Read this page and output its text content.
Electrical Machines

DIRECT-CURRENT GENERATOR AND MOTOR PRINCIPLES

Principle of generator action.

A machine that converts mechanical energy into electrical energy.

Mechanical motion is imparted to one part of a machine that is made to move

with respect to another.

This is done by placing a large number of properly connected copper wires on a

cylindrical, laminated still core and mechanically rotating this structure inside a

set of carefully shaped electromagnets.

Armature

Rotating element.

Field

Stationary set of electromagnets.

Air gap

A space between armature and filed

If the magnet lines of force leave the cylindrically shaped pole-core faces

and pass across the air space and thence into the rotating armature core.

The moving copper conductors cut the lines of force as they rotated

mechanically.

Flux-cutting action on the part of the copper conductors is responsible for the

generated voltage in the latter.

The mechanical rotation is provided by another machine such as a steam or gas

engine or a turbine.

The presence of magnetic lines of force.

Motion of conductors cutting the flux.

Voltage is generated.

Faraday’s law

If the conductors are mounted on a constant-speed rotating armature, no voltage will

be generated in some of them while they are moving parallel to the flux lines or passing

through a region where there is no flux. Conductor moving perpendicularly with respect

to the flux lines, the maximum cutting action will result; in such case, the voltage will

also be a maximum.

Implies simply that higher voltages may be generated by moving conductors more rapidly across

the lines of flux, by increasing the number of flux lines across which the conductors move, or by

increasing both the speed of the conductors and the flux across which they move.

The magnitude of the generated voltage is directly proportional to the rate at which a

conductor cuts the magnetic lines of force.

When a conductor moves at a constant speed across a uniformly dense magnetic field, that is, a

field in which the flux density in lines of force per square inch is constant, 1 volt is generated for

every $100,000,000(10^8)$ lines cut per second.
━━━━━━━━━━
> _Stated task_
Reproduce the material above exactly; please quote every line of it.

> _Result of this exercise_
Read this page and output its text content.
Electrical Machines

DIRECT-CURRENT GENERATOR AND MOTOR PRINCIPLES

Principle of generator action.

A machine that converts mechanical energy into electrical energy.

Mechanical motion is imparted to one part of a machine that is made to move

with respect to another.

This is done by placing a large number of properly connected copper wires on a

cylindrical, laminated still core and mechanically rotating this structure inside a

set of carefully shaped electromagnets.

Armature

Rotating element.

Field

Stationary set of electromagnets.

Air gap

A space between armature and filed

If the magnet lines of force leave the cylindrically shaped pole-core faces

and pass across the air space and thence into the rotating armature core.

The moving copper conductors cut the lines of force as they rotated

mechanically.

Flux-cutting action on the part of the copper conductors is responsible for the

generated voltage in the latter.

The mechanical rotation is provided by another machine such as a steam or gas

engine or a turbine.

The presence of magnetic lines of force.

Motion of conductors cutting the flux.

Voltage is generated.

Faraday’s law

If the conductors are mounted on a constant-speed rotating armature, no voltage will

be generated in some of them while they are moving parallel to the flux lines or passing

through a region where there is no flux. Conductor moving perpendicularly with respect

to the flux lines, the maximum cutting action will result; in such case, the voltage will

also be a maximum.

Implies simply that higher voltages may be generated by moving conductors more rapidly across

the lines of flux, by increasing the number of flux lines across which the conductors move, or by

increasing both the speed of the conductors and the flux across which they move.

The magnitude of the generated voltage is directly proportional to the rate at which a

conductor cuts the magnetic lines of force.

When a conductor moves at a constant speed across a uniformly dense magnetic field, that is, a

field in which the flux density in lines of force per square inch is constant, 1 volt is generated for

every $100,000,000(10^8)$ lines cut per second.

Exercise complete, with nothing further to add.